Below are some records; give them all again exactly, but not the pictures.

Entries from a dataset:
···

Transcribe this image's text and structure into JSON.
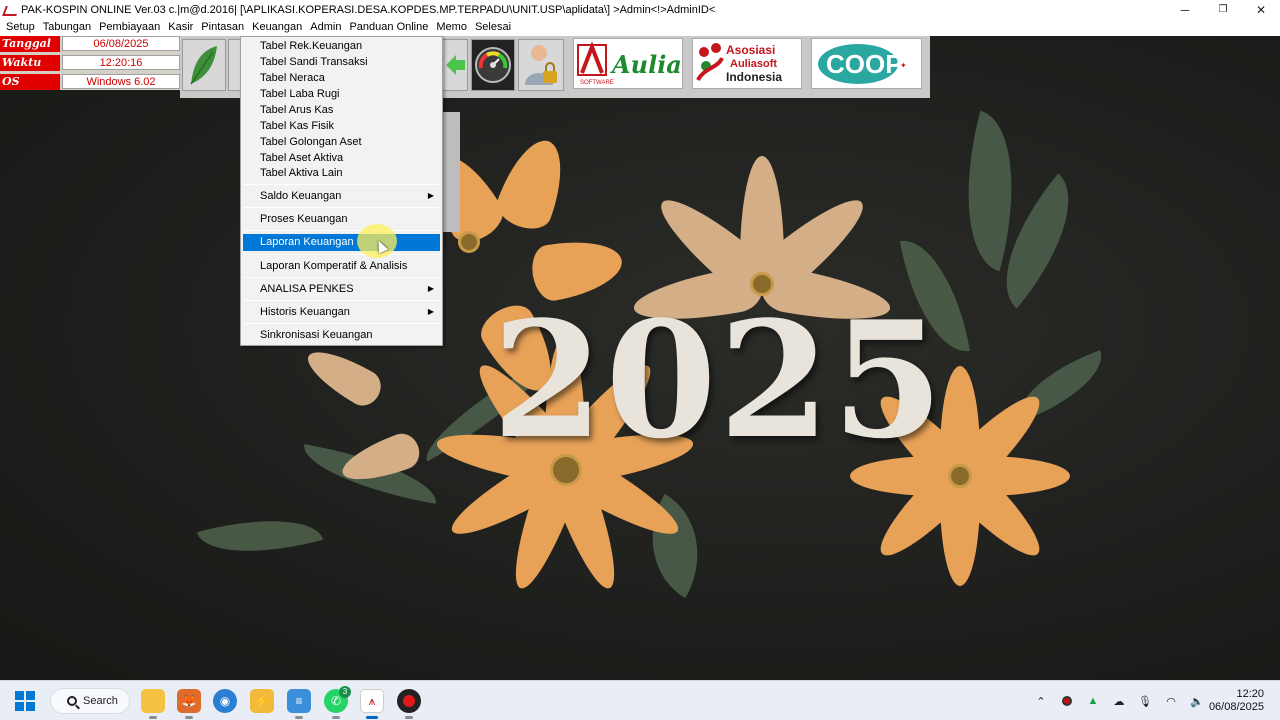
{
  "window": {
    "title": "PAK-KOSPIN ONLINE Ver.03 c.|m@d.2016| [\\APLIKASI.KOPERASI.DESA.KOPDES.MP.TERPADU\\UNIT.USP\\aplidata\\] >Admin<!>AdminID<",
    "minimize": "─",
    "maximize": "❐",
    "close": "✕"
  },
  "menubar": {
    "items": [
      "Setup",
      "Tabungan",
      "Pembiayaan",
      "Kasir",
      "Pintasan",
      "Keuangan",
      "Admin",
      "Panduan Online",
      "Memo",
      "Selesai"
    ]
  },
  "info_panel": {
    "tanggal_label": "Tanggal",
    "tanggal_value": "06/08/2025",
    "waktu_label": "Waktu",
    "waktu_value": "12:20:16",
    "os_label": "OS",
    "os_value": "Windows 6.02"
  },
  "logos": {
    "aulia": "Aulia",
    "aulia_sub": "SOFTWARE",
    "asosiasi_line1": "Asosiasi",
    "asosiasi_line2": "Auliasoft",
    "asosiasi_line3": "Indonesia",
    "coop": "COOP"
  },
  "dropdown": {
    "items": [
      "Tabel Rek.Keuangan",
      "Tabel Sandi Transaksi",
      "Tabel Neraca",
      "Tabel Laba Rugi",
      "Tabel Arus Kas",
      "Tabel Kas Fisik",
      "Tabel Golongan Aset",
      "Tabel Aset Aktiva",
      "Tabel Aktiva Lain"
    ],
    "saldo": "Saldo Keuangan",
    "proses": "Proses Keuangan",
    "laporan": "Laporan Keuangan",
    "komperatif": "Laporan Komperatif & Analisis",
    "analisa": "ANALISA PENKES",
    "historis": "Historis Keuangan",
    "sinkronisasi": "Sinkronisasi Keuangan",
    "submenu_arrow": "▶"
  },
  "background": {
    "year": "2025"
  },
  "taskbar": {
    "search_label": "Search",
    "whatsapp_badge": "3",
    "time": "12:20",
    "date": "06/08/2025"
  },
  "colors": {
    "highlight": "#0078d7",
    "info_label_bg": "#e00000",
    "info_value_text": "#d00000",
    "petal_orange": "#e7a258",
    "leaf_green": "#4d5e4a"
  }
}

···

■ **TASK RESPONSE**:
Transcribe this image's text and structure into JSON.
{
  "window": {
    "title": "PAK-KOSPIN ONLINE Ver.03 c.|m@d.2016| [\\APLIKASI.KOPERASI.DESA.KOPDES.MP.TERPADU\\UNIT.USP\\aplidata\\] >Admin<!>AdminID<",
    "minimize": "─",
    "maximize": "❐",
    "close": "✕"
  },
  "menubar": {
    "items": [
      "Setup",
      "Tabungan",
      "Pembiayaan",
      "Kasir",
      "Pintasan",
      "Keuangan",
      "Admin",
      "Panduan Online",
      "Memo",
      "Selesai"
    ]
  },
  "info_panel": {
    "tanggal_label": "Tanggal",
    "tanggal_value": "06/08/2025",
    "waktu_label": "Waktu",
    "waktu_value": "12:20:16",
    "os_label": "OS",
    "os_value": "Windows 6.02"
  },
  "logos": {
    "aulia": "Aulia",
    "aulia_sub": "SOFTWARE",
    "asosiasi_line1": "Asosiasi",
    "asosiasi_line2": "Auliasoft",
    "asosiasi_line3": "Indonesia",
    "coop": "COOP"
  },
  "dropdown": {
    "items": [
      "Tabel Rek.Keuangan",
      "Tabel Sandi Transaksi",
      "Tabel Neraca",
      "Tabel Laba Rugi",
      "Tabel Arus Kas",
      "Tabel Kas Fisik",
      "Tabel Golongan Aset",
      "Tabel Aset Aktiva",
      "Tabel Aktiva Lain"
    ],
    "saldo": "Saldo Keuangan",
    "proses": "Proses Keuangan",
    "laporan": "Laporan Keuangan",
    "komperatif": "Laporan Komperatif & Analisis",
    "analisa": "ANALISA PENKES",
    "historis": "Historis Keuangan",
    "sinkronisasi": "Sinkronisasi Keuangan",
    "submenu_arrow": "▶"
  },
  "background": {
    "year": "2025"
  },
  "taskbar": {
    "search_label": "Search",
    "whatsapp_badge": "3",
    "time": "12:20",
    "date": "06/08/2025"
  },
  "colors": {
    "highlight": "#0078d7",
    "info_label_bg": "#e00000",
    "info_value_text": "#d00000",
    "petal_orange": "#e7a258",
    "leaf_green": "#4d5e4a"
  }
}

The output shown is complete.